#### TEXT FOR ANALYSIS:
○ ○ ○ ○ ○

From Cow

Cancer, or neoplasia, is the uncontrolled growth of cells due to damage to DNA (mutations).

The cause(s) of cancer are complex and often multi-factorial. A leading trigger is chronic inflammation, from UV light, environmental chemicals, etc., accounts for approximately 25% of cancer cases, and viruses, bacteria and parasites contribute to a further 17.8% of the global burden of human cancer[1]. A significant proportion of the remainder is attributed to genetic predisposition. A similar scenario is seen with cattle.

Carcinogenic compounds result in chronic inflammatory conditions where reactive oxygen and nitrogen species are generated from inflammatory and epithelial cells, causing DNA damage that leads to neoplasia.

○ ○ ○ ○ ○

#### USING THE INFORMATION:
[1] Translate this sentence from the text on cancer into Spanish: "Cancer, or neoplasia, is the uncontrolled growth of cells due to damage to DNA (mutations)."
[2] According to the text on cancer, what further share of the global burden of human cancer do viruses, bacteria and parasites contribute?
The rows that follow come from a separate source.

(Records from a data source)
○ ○ ○ ○ ○

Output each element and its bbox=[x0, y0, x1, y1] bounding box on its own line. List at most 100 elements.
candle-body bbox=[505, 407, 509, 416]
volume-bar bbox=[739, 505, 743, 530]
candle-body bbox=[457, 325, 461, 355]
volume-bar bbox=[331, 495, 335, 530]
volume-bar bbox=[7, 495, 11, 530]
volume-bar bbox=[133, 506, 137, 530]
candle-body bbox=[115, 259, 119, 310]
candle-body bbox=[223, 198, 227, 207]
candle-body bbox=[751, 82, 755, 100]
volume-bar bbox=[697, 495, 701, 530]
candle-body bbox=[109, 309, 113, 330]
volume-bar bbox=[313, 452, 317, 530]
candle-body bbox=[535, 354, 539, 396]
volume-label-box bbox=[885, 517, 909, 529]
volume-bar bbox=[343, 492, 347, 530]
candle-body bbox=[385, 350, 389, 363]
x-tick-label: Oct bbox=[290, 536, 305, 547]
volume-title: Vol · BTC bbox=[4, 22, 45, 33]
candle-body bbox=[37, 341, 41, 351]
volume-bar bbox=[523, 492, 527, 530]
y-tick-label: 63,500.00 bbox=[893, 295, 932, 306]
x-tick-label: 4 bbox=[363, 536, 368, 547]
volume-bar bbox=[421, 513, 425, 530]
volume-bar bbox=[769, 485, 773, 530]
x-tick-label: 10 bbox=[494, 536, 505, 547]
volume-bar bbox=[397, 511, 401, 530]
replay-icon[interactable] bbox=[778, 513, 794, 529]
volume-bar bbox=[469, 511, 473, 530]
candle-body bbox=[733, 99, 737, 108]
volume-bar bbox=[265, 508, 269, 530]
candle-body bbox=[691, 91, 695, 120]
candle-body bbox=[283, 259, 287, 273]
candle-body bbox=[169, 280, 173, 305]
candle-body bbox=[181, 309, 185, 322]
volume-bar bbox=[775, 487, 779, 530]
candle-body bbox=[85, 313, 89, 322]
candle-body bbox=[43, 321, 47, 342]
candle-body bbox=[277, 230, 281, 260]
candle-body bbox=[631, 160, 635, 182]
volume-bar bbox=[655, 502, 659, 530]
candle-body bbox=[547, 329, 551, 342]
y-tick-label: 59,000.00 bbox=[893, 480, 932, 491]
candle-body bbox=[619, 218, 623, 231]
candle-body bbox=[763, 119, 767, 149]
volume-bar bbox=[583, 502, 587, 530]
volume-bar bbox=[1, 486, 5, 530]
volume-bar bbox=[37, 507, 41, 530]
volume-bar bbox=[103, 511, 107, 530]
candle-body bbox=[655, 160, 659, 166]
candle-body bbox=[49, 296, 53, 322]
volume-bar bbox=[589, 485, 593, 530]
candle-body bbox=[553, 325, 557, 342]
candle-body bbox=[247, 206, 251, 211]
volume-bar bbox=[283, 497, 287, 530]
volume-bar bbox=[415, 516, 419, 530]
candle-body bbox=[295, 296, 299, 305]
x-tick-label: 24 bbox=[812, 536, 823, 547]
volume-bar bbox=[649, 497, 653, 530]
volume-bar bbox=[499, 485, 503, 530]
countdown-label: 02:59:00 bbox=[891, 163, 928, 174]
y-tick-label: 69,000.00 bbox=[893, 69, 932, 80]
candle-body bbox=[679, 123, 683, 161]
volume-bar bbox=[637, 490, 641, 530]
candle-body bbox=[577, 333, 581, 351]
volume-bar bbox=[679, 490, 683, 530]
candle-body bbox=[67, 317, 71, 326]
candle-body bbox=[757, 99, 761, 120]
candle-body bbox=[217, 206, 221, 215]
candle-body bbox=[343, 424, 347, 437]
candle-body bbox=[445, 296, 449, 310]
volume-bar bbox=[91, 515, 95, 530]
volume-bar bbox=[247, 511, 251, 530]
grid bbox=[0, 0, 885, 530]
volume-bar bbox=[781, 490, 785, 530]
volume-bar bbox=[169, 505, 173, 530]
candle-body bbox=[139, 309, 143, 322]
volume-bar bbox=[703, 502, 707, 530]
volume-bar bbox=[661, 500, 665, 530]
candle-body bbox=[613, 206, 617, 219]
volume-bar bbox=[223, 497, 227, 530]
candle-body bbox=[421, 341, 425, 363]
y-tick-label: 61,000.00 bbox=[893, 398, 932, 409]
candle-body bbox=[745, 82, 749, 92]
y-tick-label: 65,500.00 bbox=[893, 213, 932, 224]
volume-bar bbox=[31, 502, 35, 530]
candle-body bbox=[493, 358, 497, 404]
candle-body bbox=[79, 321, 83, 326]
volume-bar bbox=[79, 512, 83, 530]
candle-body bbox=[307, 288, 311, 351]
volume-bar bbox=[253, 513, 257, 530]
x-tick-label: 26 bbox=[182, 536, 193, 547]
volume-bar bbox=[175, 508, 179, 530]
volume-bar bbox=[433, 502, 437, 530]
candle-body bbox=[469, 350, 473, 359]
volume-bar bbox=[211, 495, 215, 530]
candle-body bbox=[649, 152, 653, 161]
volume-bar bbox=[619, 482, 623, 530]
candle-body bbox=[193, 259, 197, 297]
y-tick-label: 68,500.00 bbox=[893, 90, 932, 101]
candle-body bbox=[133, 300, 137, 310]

○ ○ ○ ○ ○

#### SOLUTIONS:
[1] El cáncer, o neoplasia, es el crecimiento descontrolado de células debido a daños en el ADN (mutaciones).

[2] A further 17.8%.